*WRITTEN EXERCISE*: Among the entries below, count the lines where the string "Dakota" occurs, and give only the number.

════

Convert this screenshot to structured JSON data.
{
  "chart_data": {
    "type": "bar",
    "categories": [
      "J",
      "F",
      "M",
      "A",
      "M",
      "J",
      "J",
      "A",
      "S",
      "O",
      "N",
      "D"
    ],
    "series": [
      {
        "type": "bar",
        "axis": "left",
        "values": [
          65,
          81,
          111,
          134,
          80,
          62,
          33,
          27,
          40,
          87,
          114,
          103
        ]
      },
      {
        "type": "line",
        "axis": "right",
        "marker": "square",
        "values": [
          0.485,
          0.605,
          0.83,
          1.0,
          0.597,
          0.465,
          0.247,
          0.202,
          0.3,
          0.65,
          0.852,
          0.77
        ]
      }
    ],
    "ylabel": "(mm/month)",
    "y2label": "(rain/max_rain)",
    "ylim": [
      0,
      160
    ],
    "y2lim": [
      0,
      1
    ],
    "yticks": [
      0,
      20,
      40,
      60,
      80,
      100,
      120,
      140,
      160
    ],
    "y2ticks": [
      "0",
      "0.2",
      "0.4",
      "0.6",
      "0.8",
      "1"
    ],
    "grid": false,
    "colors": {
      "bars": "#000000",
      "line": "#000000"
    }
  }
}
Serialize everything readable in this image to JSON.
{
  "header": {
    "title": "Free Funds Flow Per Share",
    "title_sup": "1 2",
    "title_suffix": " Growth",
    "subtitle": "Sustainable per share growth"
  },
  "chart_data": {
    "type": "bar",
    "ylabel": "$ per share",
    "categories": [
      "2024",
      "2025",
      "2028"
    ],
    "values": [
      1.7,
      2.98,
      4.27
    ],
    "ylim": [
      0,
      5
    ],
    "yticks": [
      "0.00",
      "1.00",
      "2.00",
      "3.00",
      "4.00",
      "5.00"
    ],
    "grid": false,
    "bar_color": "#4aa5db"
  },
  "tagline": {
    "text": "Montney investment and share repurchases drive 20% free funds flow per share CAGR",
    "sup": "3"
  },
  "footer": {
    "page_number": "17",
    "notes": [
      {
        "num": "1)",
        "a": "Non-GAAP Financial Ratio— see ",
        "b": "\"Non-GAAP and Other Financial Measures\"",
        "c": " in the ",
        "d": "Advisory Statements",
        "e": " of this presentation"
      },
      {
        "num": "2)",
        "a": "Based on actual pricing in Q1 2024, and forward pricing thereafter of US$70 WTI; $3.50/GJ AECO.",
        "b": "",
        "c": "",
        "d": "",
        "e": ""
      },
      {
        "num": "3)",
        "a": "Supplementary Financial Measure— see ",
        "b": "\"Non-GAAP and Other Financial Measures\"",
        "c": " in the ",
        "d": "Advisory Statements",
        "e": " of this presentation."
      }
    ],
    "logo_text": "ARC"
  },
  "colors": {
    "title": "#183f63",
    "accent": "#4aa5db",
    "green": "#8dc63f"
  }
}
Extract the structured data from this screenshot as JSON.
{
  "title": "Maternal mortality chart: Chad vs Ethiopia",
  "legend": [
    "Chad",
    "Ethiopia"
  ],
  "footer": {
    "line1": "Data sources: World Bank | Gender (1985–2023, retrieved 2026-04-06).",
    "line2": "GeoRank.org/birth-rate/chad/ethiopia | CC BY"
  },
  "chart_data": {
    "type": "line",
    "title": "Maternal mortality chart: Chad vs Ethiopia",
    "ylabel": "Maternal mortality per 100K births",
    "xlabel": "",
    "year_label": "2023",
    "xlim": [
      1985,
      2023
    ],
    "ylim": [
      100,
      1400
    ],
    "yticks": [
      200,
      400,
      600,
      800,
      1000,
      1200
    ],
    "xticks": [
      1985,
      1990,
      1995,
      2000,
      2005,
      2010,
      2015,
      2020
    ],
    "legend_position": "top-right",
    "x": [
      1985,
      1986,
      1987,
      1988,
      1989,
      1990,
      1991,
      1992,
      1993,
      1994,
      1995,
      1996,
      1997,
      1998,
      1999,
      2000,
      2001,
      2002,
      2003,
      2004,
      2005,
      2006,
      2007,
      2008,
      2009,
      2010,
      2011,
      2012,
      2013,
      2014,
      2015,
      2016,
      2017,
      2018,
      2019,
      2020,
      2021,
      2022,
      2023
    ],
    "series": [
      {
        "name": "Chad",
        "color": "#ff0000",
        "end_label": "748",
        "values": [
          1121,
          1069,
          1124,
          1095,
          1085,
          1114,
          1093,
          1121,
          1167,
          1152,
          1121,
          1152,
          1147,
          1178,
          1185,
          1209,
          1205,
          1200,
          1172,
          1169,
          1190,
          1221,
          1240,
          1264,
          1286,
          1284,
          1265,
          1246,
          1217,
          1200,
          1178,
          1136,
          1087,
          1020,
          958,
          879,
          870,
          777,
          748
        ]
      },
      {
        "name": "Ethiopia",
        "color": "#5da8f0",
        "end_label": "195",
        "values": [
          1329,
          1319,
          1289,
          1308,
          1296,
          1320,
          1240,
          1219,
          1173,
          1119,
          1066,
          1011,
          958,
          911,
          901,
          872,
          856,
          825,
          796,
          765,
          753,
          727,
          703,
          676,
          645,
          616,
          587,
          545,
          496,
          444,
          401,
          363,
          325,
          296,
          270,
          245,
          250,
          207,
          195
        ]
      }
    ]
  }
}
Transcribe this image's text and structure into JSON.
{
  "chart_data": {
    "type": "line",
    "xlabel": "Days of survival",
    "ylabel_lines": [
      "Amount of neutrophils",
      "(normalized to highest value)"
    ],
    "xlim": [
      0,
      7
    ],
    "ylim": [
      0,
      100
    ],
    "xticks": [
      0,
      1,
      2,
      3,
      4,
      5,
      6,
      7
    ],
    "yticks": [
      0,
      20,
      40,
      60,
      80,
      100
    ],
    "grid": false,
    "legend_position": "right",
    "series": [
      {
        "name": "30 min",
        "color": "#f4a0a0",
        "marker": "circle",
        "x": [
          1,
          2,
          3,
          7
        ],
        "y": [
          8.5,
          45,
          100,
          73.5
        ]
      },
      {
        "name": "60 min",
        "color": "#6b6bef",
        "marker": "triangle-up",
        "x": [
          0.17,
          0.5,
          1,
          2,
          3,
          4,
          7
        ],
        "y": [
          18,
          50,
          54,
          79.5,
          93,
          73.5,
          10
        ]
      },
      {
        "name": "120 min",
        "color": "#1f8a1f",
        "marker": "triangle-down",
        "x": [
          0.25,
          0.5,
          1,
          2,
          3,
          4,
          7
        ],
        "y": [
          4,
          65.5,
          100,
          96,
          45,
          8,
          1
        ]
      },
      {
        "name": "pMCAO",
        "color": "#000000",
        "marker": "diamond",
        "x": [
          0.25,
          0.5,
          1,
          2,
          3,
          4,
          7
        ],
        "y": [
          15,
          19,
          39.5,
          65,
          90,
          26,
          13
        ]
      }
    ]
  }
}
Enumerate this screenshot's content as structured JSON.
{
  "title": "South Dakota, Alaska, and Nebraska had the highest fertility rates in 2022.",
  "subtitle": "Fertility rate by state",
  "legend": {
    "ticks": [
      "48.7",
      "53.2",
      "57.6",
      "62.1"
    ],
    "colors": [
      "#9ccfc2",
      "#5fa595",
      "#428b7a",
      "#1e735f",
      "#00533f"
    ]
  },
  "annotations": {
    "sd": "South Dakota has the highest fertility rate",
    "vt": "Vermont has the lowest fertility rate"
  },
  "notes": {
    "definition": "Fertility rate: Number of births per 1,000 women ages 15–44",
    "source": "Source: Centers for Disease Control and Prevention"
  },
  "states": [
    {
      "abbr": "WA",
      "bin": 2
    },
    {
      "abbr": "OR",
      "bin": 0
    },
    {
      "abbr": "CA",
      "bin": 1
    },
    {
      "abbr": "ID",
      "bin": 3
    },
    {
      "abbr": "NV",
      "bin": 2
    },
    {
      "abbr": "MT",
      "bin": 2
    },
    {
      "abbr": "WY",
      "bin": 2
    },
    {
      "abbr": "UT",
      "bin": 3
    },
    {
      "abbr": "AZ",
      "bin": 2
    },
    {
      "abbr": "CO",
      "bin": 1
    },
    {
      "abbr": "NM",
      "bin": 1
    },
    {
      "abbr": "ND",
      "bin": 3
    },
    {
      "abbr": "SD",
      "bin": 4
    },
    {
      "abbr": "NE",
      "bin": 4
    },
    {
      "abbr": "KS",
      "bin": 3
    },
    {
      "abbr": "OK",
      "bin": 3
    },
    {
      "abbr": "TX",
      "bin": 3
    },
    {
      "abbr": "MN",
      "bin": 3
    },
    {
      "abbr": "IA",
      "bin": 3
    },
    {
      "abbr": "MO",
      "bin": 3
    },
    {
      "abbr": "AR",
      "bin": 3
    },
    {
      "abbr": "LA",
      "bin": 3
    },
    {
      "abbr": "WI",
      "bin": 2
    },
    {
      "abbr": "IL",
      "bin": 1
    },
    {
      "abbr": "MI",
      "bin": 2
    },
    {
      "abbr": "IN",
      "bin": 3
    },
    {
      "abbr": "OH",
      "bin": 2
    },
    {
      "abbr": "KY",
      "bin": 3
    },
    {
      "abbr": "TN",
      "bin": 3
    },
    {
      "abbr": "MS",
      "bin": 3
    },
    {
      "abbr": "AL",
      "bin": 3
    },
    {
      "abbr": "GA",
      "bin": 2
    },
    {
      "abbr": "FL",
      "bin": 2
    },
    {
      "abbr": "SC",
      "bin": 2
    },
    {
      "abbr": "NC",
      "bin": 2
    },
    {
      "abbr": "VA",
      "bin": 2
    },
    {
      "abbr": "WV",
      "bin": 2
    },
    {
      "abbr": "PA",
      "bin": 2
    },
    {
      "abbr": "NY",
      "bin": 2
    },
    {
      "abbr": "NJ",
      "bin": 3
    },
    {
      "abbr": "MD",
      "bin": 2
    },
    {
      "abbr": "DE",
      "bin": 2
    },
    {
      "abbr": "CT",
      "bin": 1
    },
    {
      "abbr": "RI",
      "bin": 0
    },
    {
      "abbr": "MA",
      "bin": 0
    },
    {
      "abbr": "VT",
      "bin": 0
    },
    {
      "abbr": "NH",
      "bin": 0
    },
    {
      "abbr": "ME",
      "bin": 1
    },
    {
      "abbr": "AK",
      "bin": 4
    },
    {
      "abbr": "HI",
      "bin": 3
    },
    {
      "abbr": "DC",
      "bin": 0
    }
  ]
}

════

*RESPONSE TO THIS TASK*: 2